### Exercise requirements:
Nothing but the lines from the line with "Decode this image" through the end of the data is to be copied, and each is to be copied exactly.
# Data for this task start
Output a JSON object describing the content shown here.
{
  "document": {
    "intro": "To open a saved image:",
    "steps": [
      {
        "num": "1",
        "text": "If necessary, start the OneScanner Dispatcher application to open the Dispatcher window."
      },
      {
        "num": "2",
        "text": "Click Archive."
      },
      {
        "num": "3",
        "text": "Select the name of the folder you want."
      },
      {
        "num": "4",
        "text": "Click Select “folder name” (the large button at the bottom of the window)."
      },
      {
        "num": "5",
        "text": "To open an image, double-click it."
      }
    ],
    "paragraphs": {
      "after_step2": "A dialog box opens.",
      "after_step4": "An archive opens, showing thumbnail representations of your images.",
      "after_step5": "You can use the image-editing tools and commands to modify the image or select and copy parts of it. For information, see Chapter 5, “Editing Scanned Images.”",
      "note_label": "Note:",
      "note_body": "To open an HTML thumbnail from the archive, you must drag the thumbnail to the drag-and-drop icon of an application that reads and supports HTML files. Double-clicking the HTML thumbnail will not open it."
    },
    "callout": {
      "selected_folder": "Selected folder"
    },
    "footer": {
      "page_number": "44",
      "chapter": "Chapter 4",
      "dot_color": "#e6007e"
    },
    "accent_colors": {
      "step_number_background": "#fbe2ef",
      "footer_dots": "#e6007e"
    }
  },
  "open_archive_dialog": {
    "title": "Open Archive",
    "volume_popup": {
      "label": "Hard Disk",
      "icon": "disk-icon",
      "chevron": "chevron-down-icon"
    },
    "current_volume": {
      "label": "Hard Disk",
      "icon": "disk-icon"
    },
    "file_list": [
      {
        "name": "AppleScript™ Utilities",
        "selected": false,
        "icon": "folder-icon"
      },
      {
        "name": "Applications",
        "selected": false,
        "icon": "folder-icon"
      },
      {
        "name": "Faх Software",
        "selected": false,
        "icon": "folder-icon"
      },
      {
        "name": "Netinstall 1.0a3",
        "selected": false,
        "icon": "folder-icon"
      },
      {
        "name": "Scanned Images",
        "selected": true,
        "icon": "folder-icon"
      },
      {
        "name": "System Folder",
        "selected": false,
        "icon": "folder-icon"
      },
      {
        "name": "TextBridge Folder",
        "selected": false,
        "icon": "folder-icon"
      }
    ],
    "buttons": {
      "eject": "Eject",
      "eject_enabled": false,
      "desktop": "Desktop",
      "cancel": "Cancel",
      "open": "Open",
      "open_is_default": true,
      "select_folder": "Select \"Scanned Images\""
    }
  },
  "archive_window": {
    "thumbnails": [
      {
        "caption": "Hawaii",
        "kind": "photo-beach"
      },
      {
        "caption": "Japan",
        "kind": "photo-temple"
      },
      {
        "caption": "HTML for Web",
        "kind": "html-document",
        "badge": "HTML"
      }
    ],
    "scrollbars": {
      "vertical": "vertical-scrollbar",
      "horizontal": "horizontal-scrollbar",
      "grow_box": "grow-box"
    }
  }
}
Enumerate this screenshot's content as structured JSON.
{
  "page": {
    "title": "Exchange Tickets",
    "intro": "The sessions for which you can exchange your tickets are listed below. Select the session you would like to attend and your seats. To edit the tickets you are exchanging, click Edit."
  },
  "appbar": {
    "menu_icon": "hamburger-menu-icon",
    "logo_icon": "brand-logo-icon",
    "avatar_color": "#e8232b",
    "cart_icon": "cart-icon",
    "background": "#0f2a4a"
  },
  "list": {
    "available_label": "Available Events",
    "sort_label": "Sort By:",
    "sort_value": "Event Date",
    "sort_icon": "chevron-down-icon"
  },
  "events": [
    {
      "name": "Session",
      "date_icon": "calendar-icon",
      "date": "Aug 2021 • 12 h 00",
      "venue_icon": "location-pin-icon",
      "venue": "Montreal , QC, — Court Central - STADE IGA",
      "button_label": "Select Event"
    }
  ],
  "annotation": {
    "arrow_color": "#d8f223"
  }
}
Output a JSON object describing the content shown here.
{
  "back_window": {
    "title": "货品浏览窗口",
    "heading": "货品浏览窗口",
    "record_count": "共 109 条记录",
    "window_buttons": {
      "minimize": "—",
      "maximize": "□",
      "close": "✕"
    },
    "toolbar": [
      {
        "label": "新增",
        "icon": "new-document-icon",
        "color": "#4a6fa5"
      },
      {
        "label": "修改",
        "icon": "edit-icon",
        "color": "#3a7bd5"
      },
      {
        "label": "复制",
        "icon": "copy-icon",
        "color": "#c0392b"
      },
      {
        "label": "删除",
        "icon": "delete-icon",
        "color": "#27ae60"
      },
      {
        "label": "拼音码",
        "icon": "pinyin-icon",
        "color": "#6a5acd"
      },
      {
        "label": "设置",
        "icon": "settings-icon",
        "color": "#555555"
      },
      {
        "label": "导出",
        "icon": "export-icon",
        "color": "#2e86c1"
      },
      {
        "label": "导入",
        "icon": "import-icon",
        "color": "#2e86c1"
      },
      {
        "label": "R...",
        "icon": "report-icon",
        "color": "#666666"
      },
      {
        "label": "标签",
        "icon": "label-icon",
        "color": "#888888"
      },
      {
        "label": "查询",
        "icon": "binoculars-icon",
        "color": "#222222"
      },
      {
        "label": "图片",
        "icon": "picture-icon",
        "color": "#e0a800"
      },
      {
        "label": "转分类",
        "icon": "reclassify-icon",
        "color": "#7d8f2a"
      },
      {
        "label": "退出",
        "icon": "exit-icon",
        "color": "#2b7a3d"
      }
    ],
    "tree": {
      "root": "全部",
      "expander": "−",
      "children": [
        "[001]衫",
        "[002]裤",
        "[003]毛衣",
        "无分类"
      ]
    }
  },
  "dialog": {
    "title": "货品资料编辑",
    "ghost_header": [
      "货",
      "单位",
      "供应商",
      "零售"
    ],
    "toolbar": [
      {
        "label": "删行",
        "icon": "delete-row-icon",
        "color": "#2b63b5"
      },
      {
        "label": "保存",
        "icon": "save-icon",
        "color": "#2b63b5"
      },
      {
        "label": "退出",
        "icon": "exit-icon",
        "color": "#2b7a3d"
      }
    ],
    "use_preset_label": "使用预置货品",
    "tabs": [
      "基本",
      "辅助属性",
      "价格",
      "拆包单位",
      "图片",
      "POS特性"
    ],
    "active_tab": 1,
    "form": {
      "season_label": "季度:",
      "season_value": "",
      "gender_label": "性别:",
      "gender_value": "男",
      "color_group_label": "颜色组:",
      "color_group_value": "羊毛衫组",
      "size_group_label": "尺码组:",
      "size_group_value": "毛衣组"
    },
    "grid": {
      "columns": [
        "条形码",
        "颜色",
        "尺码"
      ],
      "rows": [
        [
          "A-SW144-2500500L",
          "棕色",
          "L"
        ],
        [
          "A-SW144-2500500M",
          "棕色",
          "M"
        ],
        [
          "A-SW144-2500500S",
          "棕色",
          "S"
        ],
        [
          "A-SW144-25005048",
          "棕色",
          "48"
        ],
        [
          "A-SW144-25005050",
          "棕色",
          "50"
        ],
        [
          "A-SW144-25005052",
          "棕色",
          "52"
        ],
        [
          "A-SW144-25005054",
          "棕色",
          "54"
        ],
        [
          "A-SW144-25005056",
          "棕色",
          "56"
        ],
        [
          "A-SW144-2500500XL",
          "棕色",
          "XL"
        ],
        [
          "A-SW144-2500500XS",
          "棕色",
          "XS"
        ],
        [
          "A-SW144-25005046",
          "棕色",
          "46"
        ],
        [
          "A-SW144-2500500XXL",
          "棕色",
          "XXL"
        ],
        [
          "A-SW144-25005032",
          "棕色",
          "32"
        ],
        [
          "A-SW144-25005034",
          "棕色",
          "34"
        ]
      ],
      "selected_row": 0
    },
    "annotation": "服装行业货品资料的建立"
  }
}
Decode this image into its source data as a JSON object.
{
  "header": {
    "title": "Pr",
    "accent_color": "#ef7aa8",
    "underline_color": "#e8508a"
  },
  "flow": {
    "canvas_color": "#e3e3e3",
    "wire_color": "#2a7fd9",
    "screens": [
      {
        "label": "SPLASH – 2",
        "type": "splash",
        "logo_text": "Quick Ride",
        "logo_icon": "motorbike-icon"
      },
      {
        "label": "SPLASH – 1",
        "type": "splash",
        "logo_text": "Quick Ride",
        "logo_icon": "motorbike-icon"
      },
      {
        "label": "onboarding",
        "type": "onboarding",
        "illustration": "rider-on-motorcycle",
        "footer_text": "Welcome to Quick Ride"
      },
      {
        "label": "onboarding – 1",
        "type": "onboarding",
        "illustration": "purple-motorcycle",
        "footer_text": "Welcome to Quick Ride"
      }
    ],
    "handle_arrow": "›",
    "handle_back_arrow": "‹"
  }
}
# Data for this task end
### Written response:
Decode this image into its source data as a JSON object.
{
  "header": {
    "title": "Pr",
    "accent_color": "#ef7aa8",
    "underline_color": "#e8508a"
  },
  "flow": {
    "canvas_color": "#e3e3e3",
    "wire_color": "#2a7fd9",
    "screens": [
      {
        "label": "SPLASH – 2",
        "type": "splash",
        "logo_text": "Quick Ride",
        "logo_icon": "motorbike-icon"
      },
      {
        "label": "SPLASH – 1",
        "type": "splash",
        "logo_text": "Quick Ride",
        "logo_icon": "motorbike-icon"
      },
      {
        "label": "onboarding",
        "type": "onboarding",
        "illustration": "rider-on-motorcycle",
        "footer_text": "Welcome to Quick Ride"
      },
      {
        "label": "onboarding – 1",
        "type": "onboarding",
        "illustration": "purple-motorcycle",
        "footer_text": "Welcome to Quick Ride"
      }
    ],
    "handle_arrow": "›",
    "handle_back_arrow": "‹"
  }
}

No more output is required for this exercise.